## Required work
Extract each line holding the word "wall" from the entries.

## Information provided
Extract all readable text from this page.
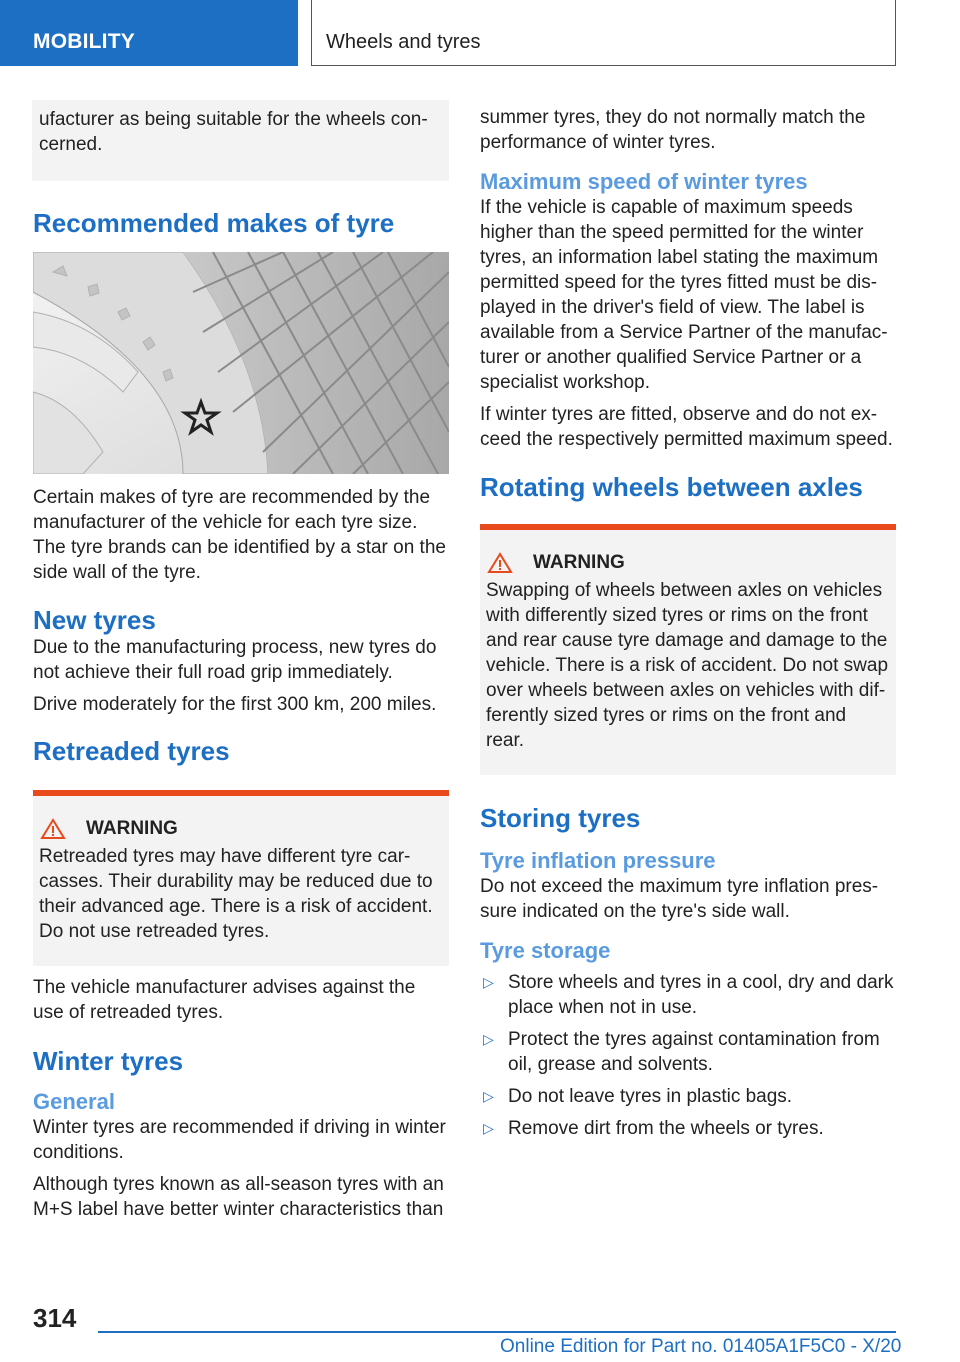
MOBILITY	Wheels and tyres

ufacturer as being suitable for the wheels con‐cerned.

Recommended makes of tyre

Certain makes of tyre are recommended by the manufacturer of the vehicle for each tyre size. The tyre brands can be identified by a star on the side wall of the tyre.

New tyres

Due to the manufacturing process, new tyres do not achieve their full road grip immediately.

Drive moderately for the first 300 km, 200 miles.

Retreaded tyres
WARNING

Retreaded tyres may have different tyre car‐casses. Their durability may be reduced due to their advanced age. There is a risk of accident. Do not use retreaded tyres.

The vehicle manufacturer advises against the use of retreaded tyres.

Winter tyres
General

Winter tyres are recommended if driving in winter conditions.

Although tyres known as all-season tyres with an M+S label have better winter characteristics than

summer tyres, they do not normally match the performance of winter tyres.

Maximum speed of winter tyres

If the vehicle is capable of maximum speeds higher than the speed permitted for the winter tyres, an information label stating the maximum permitted speed for the tyres fitted must be dis‐played in the driver's field of view. The label is available from a Service Partner of the manufac‐turer or another qualified Service Partner or a specialist workshop.

If winter tyres are fitted, observe and do not ex‐ceed the respectively permitted maximum speed.

Rotating wheels between axles
WARNING

Swapping of wheels between axles on vehicles with differently sized tyres or rims on the front and rear cause tyre damage and damage to the vehicle. There is a risk of accident. Do not swap over wheels between axles on vehicles with dif‐ferently sized tyres or rims on the front and rear.

Storing tyres
Tyre inflation pressure

Do not exceed the maximum tyre inflation pres‐sure indicated on the tyre's side wall.

Tyre storage
▷ Store wheels and tyres in a cool, dry and dark place when not in use.
▷ Protect the tyres against contamination from oil, grease and solvents.
▷ Do not leave tyres in plastic bags.
▷ Remove dirt from the wheels or tyres.
314
Online Edition for Part no. 01405A1F5C0 - X/20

## Output of the exercise
Certain makes of tyre are recommended by the manufacturer of the vehicle for each tyre size. The tyre brands can be identified by a star on the side wall of the tyre.
Do not exceed the maximum tyre inflation pres‐sure indicated on the tyre's side wall.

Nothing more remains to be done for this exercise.